## Instructions for the task
Exclude images, then output the remaining data verbatim.
-- start --
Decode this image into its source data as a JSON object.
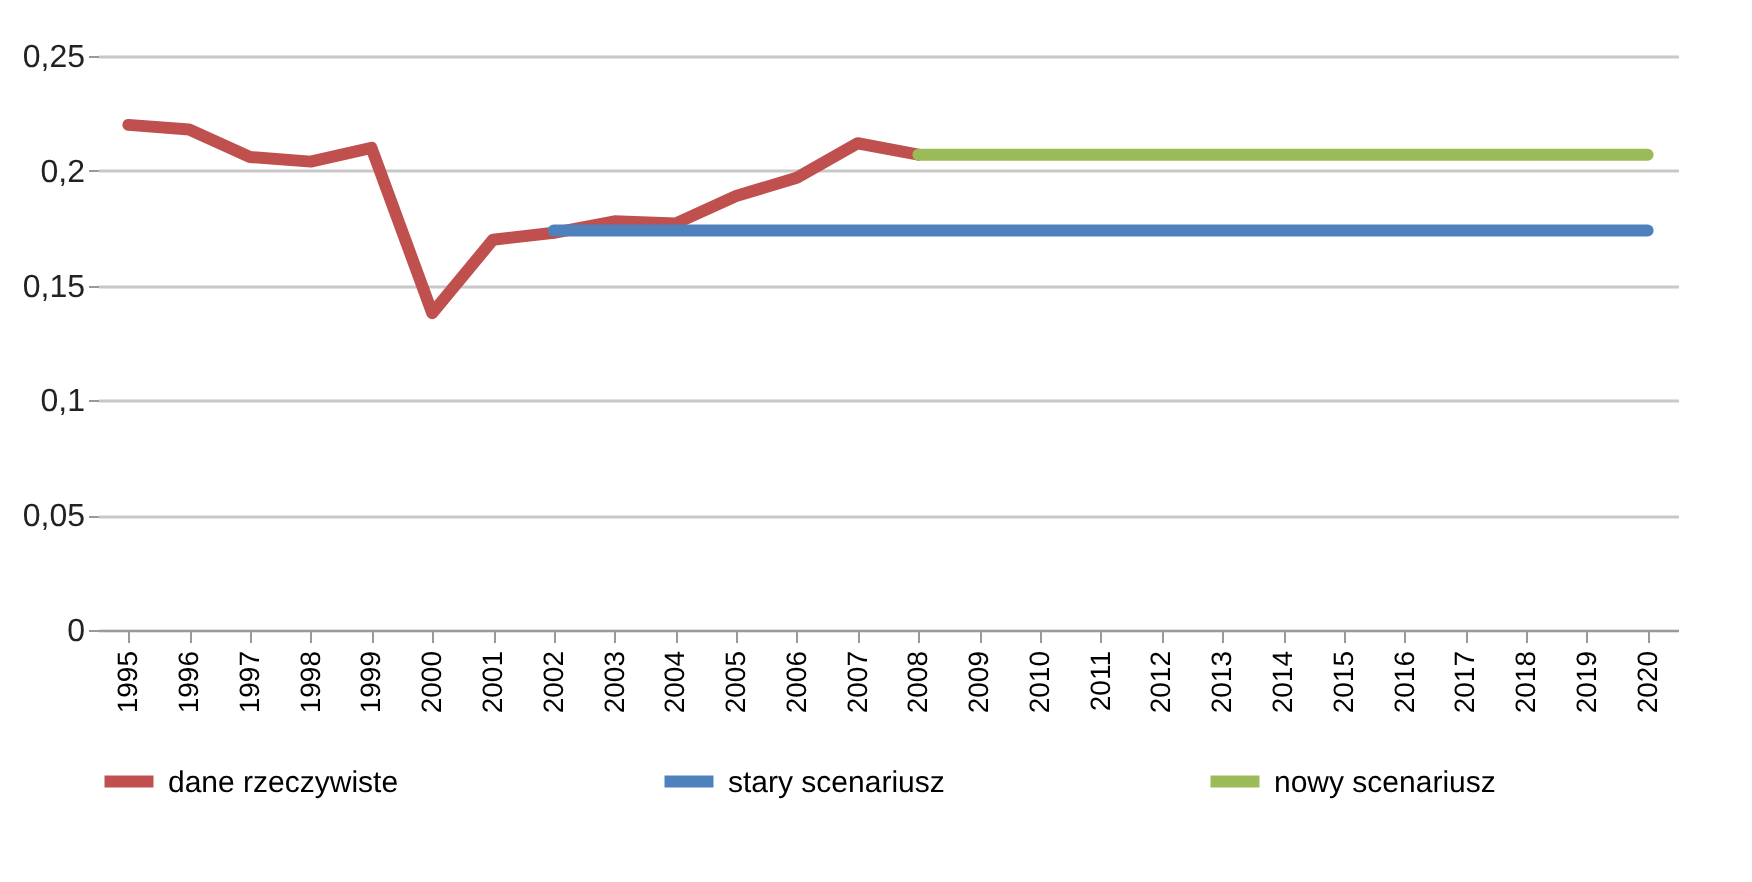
{
  "chart_data": {
    "type": "line",
    "categories": [
      "1995",
      "1996",
      "1997",
      "1998",
      "1999",
      "2000",
      "2001",
      "2002",
      "2003",
      "2004",
      "2005",
      "2006",
      "2007",
      "2008",
      "2009",
      "2010",
      "2011",
      "2012",
      "2013",
      "2014",
      "2015",
      "2016",
      "2017",
      "2018",
      "2019",
      "2020"
    ],
    "series": [
      {
        "name": "dane rzeczywiste",
        "color": "#c0504d",
        "values": [
          0.22,
          0.218,
          0.206,
          0.204,
          0.21,
          0.138,
          0.17,
          0.173,
          0.178,
          0.177,
          0.189,
          0.197,
          0.212,
          0.207,
          null,
          null,
          null,
          null,
          null,
          null,
          null,
          null,
          null,
          null,
          null,
          null
        ]
      },
      {
        "name": "stary scenariusz",
        "color": "#4f81bd",
        "values": [
          null,
          null,
          null,
          null,
          null,
          null,
          null,
          0.174,
          0.174,
          0.174,
          0.174,
          0.174,
          0.174,
          0.174,
          0.174,
          0.174,
          0.174,
          0.174,
          0.174,
          0.174,
          0.174,
          0.174,
          0.174,
          0.174,
          0.174,
          0.174
        ]
      },
      {
        "name": "nowy scenariusz",
        "color": "#9bbb59",
        "values": [
          null,
          null,
          null,
          null,
          null,
          null,
          null,
          null,
          null,
          null,
          null,
          null,
          null,
          0.207,
          0.207,
          0.207,
          0.207,
          0.207,
          0.207,
          0.207,
          0.207,
          0.207,
          0.207,
          0.207,
          0.207,
          0.207
        ]
      }
    ],
    "ylim": [
      0,
      0.25
    ],
    "yticks": [
      {
        "value": 0,
        "label": "0"
      },
      {
        "value": 0.05,
        "label": "0,05"
      },
      {
        "value": 0.1,
        "label": "0,1"
      },
      {
        "value": 0.15,
        "label": "0,15"
      },
      {
        "value": 0.2,
        "label": "0,2"
      },
      {
        "value": 0.25,
        "label": "0,25"
      }
    ],
    "grid": "y",
    "legend": "bottom",
    "marker": "none",
    "line_style": "solid"
  }
}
-- end --
## Finished exercise
Decode this image into its source data as a JSON object.
{
  "chart_data": {
    "type": "line",
    "categories": [
      "1995",
      "1996",
      "1997",
      "1998",
      "1999",
      "2000",
      "2001",
      "2002",
      "2003",
      "2004",
      "2005",
      "2006",
      "2007",
      "2008",
      "2009",
      "2010",
      "2011",
      "2012",
      "2013",
      "2014",
      "2015",
      "2016",
      "2017",
      "2018",
      "2019",
      "2020"
    ],
    "series": [
      {
        "name": "dane rzeczywiste",
        "color": "#c0504d",
        "values": [
          0.22,
          0.218,
          0.206,
          0.204,
          0.21,
          0.138,
          0.17,
          0.173,
          0.178,
          0.177,
          0.189,
          0.197,
          0.212,
          0.207,
          null,
          null,
          null,
          null,
          null,
          null,
          null,
          null,
          null,
          null,
          null,
          null
        ]
      },
      {
        "name": "stary scenariusz",
        "color": "#4f81bd",
        "values": [
          null,
          null,
          null,
          null,
          null,
          null,
          null,
          0.174,
          0.174,
          0.174,
          0.174,
          0.174,
          0.174,
          0.174,
          0.174,
          0.174,
          0.174,
          0.174,
          0.174,
          0.174,
          0.174,
          0.174,
          0.174,
          0.174,
          0.174,
          0.174
        ]
      },
      {
        "name": "nowy scenariusz",
        "color": "#9bbb59",
        "values": [
          null,
          null,
          null,
          null,
          null,
          null,
          null,
          null,
          null,
          null,
          null,
          null,
          null,
          0.207,
          0.207,
          0.207,
          0.207,
          0.207,
          0.207,
          0.207,
          0.207,
          0.207,
          0.207,
          0.207,
          0.207,
          0.207
        ]
      }
    ],
    "ylim": [
      0,
      0.25
    ],
    "yticks": [
      {
        "value": 0,
        "label": "0"
      },
      {
        "value": 0.05,
        "label": "0,05"
      },
      {
        "value": 0.1,
        "label": "0,1"
      },
      {
        "value": 0.15,
        "label": "0,15"
      },
      {
        "value": 0.2,
        "label": "0,2"
      },
      {
        "value": 0.25,
        "label": "0,25"
      }
    ],
    "grid": "y",
    "legend": "bottom",
    "marker": "none",
    "line_style": "solid"
  }
}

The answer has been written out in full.